Dataset entries:

::::::::

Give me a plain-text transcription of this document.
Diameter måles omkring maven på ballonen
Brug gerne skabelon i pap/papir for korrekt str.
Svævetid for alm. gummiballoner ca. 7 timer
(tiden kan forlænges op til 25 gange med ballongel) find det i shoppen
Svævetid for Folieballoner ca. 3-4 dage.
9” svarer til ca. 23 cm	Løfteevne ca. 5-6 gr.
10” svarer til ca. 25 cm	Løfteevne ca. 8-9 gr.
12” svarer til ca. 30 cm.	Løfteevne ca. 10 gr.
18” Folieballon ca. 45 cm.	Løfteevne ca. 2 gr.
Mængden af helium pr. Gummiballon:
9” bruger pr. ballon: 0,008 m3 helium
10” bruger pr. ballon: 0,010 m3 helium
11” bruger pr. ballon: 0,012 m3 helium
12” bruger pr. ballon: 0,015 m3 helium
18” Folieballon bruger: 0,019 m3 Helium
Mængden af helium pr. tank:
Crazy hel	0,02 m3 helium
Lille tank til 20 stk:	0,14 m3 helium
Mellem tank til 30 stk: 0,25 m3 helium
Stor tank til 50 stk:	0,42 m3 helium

::::::::

Task to complete:
Print every entry exactly as it appears.

Solution to this task:
Give me a plain-text transcription of this document.
Diameter måles omkring maven på ballonen
Brug gerne skabelon i pap/papir for korrekt str.
Svævetid for alm. gummiballoner ca. 7 timer
(tiden kan forlænges op til 25 gange med ballongel) find det i shoppen
Svævetid for Folieballoner ca. 3-4 dage.
9” svarer til ca. 23 cm	Løfteevne ca. 5-6 gr.
10” svarer til ca. 25 cm	Løfteevne ca. 8-9 gr.
12” svarer til ca. 30 cm.	Løfteevne ca. 10 gr.
18” Folieballon ca. 45 cm.	Løfteevne ca. 2 gr.
Mængden af helium pr. Gummiballon:
9” bruger pr. ballon: 0,008 m3 helium
10” bruger pr. ballon: 0,010 m3 helium
11” bruger pr. ballon: 0,012 m3 helium
12” bruger pr. ballon: 0,015 m3 helium
18” Folieballon bruger: 0,019 m3 Helium
Mængden af helium pr. tank:
Crazy hel	0,02 m3 helium
Lille tank til 20 stk:	0,14 m3 helium
Mellem tank til 30 stk: 0,25 m3 helium
Stor tank til 50 stk:	0,42 m3 helium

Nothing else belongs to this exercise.